[Extracted records]

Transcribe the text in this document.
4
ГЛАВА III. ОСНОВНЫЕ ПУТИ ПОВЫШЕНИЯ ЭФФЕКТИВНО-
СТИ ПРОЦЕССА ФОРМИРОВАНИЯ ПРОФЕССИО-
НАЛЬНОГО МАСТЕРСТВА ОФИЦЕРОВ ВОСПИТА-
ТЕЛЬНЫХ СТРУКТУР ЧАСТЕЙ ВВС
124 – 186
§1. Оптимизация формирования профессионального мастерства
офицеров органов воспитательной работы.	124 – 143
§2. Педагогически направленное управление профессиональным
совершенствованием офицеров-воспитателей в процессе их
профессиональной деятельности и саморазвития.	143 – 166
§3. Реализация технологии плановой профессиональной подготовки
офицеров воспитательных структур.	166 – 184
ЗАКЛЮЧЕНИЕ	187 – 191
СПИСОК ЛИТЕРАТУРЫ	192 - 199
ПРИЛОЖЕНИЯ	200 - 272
...
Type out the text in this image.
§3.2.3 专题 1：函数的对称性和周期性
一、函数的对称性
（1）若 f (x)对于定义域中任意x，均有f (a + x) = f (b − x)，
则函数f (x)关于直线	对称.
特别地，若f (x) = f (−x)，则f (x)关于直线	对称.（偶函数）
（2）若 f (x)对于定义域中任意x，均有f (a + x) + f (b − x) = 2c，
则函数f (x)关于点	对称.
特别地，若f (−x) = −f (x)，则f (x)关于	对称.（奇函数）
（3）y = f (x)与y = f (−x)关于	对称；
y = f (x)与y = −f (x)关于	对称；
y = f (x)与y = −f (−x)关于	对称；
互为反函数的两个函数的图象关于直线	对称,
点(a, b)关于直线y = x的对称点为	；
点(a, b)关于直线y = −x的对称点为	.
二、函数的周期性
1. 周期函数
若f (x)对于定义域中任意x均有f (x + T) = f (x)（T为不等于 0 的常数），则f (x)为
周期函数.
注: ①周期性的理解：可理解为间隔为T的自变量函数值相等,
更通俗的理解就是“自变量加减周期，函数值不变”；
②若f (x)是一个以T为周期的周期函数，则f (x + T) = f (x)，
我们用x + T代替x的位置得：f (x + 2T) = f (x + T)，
==
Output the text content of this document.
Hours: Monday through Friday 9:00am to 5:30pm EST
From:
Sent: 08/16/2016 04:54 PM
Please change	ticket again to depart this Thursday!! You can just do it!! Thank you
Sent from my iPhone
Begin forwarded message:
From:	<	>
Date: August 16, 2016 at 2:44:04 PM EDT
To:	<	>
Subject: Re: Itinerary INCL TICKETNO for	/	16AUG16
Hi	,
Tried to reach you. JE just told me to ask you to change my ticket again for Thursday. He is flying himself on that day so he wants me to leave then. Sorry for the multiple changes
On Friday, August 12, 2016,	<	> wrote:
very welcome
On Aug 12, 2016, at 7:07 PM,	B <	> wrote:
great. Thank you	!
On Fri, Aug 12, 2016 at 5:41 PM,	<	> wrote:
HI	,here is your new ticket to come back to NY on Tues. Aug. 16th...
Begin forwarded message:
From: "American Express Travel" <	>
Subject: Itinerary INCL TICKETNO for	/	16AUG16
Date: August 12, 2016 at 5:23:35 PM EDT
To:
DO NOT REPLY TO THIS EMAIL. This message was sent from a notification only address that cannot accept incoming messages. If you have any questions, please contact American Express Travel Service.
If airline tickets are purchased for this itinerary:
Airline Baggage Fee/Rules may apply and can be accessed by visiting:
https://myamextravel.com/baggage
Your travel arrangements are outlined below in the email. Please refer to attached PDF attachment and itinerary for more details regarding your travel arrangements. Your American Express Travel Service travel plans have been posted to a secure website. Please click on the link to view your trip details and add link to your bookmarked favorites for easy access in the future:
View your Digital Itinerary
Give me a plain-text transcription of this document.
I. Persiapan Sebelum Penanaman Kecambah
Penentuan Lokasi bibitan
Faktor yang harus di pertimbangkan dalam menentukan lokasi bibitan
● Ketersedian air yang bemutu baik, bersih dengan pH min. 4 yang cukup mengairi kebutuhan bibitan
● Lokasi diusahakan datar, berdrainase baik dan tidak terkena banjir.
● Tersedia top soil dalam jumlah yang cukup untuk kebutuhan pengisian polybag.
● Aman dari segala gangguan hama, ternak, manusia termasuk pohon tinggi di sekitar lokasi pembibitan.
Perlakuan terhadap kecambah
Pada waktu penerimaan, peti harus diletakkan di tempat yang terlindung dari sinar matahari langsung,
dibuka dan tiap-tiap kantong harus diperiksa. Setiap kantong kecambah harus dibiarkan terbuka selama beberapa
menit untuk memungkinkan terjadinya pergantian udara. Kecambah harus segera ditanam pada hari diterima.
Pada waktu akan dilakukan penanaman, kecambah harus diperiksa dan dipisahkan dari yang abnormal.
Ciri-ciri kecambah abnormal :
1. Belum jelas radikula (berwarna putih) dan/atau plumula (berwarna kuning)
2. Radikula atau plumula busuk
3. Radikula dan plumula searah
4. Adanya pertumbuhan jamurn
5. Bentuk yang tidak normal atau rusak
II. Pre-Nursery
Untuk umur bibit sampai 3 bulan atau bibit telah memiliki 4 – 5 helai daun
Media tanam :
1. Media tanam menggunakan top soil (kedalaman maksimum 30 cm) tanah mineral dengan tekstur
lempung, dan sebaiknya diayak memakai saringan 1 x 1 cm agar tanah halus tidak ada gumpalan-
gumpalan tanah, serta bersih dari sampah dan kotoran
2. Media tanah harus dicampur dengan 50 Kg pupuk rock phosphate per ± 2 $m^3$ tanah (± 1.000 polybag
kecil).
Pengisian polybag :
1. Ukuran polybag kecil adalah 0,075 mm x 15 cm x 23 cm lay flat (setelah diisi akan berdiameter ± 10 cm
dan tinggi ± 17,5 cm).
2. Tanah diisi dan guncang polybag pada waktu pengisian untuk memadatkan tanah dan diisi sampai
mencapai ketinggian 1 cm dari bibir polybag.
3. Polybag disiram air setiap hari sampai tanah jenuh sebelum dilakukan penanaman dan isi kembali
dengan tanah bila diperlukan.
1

[Instructions to follow]
Identify and copy the lines holding the word "Subject".

[Task result]
Subject: Re: Itinerary INCL TICKETNO for	/	16AUG16
Subject: Itinerary INCL TICKETNO for	/	16AUG16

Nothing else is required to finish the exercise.